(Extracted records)
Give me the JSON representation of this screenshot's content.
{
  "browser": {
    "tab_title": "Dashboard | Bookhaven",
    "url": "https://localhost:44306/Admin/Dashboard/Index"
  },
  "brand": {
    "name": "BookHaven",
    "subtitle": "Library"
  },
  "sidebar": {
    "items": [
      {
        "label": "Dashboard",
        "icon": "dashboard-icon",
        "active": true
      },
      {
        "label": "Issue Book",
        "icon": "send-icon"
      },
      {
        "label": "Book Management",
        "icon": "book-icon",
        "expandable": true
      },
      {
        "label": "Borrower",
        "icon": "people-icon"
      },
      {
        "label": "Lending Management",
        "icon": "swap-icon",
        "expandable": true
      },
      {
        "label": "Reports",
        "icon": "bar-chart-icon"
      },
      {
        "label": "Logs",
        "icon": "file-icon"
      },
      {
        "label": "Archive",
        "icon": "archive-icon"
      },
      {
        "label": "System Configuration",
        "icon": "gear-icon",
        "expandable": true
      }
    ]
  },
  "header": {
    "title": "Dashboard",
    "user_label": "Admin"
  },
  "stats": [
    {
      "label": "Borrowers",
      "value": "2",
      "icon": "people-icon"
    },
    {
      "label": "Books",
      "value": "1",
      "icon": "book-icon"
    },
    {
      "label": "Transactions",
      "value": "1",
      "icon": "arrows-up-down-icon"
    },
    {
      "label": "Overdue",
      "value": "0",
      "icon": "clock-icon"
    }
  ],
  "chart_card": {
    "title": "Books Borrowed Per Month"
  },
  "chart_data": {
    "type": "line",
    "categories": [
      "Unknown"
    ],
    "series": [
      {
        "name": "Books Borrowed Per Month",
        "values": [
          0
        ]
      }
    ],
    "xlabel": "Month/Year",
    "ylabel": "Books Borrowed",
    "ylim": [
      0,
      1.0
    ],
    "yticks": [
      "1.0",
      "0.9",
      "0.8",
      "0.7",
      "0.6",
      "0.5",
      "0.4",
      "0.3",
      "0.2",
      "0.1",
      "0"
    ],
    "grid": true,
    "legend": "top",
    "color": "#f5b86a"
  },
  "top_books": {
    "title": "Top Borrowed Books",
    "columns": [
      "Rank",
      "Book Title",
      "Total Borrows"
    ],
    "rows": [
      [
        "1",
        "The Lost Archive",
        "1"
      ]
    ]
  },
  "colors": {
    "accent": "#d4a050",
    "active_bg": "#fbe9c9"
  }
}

_What this task involves_
Return each entry from the material above exactly as it appears.

_Answer to the problem_
Give me the JSON representation of this screenshot's content.
{
  "browser": {
    "tab_title": "Dashboard | Bookhaven",
    "url": "https://localhost:44306/Admin/Dashboard/Index"
  },
  "brand": {
    "name": "BookHaven",
    "subtitle": "Library"
  },
  "sidebar": {
    "items": [
      {
        "label": "Dashboard",
        "icon": "dashboard-icon",
        "active": true
      },
      {
        "label": "Issue Book",
        "icon": "send-icon"
      },
      {
        "label": "Book Management",
        "icon": "book-icon",
        "expandable": true
      },
      {
        "label": "Borrower",
        "icon": "people-icon"
      },
      {
        "label": "Lending Management",
        "icon": "swap-icon",
        "expandable": true
      },
      {
        "label": "Reports",
        "icon": "bar-chart-icon"
      },
      {
        "label": "Logs",
        "icon": "file-icon"
      },
      {
        "label": "Archive",
        "icon": "archive-icon"
      },
      {
        "label": "System Configuration",
        "icon": "gear-icon",
        "expandable": true
      }
    ]
  },
  "header": {
    "title": "Dashboard",
    "user_label": "Admin"
  },
  "stats": [
    {
      "label": "Borrowers",
      "value": "2",
      "icon": "people-icon"
    },
    {
      "label": "Books",
      "value": "1",
      "icon": "book-icon"
    },
    {
      "label": "Transactions",
      "value": "1",
      "icon": "arrows-up-down-icon"
    },
    {
      "label": "Overdue",
      "value": "0",
      "icon": "clock-icon"
    }
  ],
  "chart_card": {
    "title": "Books Borrowed Per Month"
  },
  "chart_data": {
    "type": "line",
    "categories": [
      "Unknown"
    ],
    "series": [
      {
        "name": "Books Borrowed Per Month",
        "values": [
          0
        ]
      }
    ],
    "xlabel": "Month/Year",
    "ylabel": "Books Borrowed",
    "ylim": [
      0,
      1.0
    ],
    "yticks": [
      "1.0",
      "0.9",
      "0.8",
      "0.7",
      "0.6",
      "0.5",
      "0.4",
      "0.3",
      "0.2",
      "0.1",
      "0"
    ],
    "grid": true,
    "legend": "top",
    "color": "#f5b86a"
  },
  "top_books": {
    "title": "Top Borrowed Books",
    "columns": [
      "Rank",
      "Book Title",
      "Total Borrows"
    ],
    "rows": [
      [
        "1",
        "The Lost Archive",
        "1"
      ]
    ]
  },
  "colors": {
    "accent": "#d4a050",
    "active_bg": "#fbe9c9"
  }
}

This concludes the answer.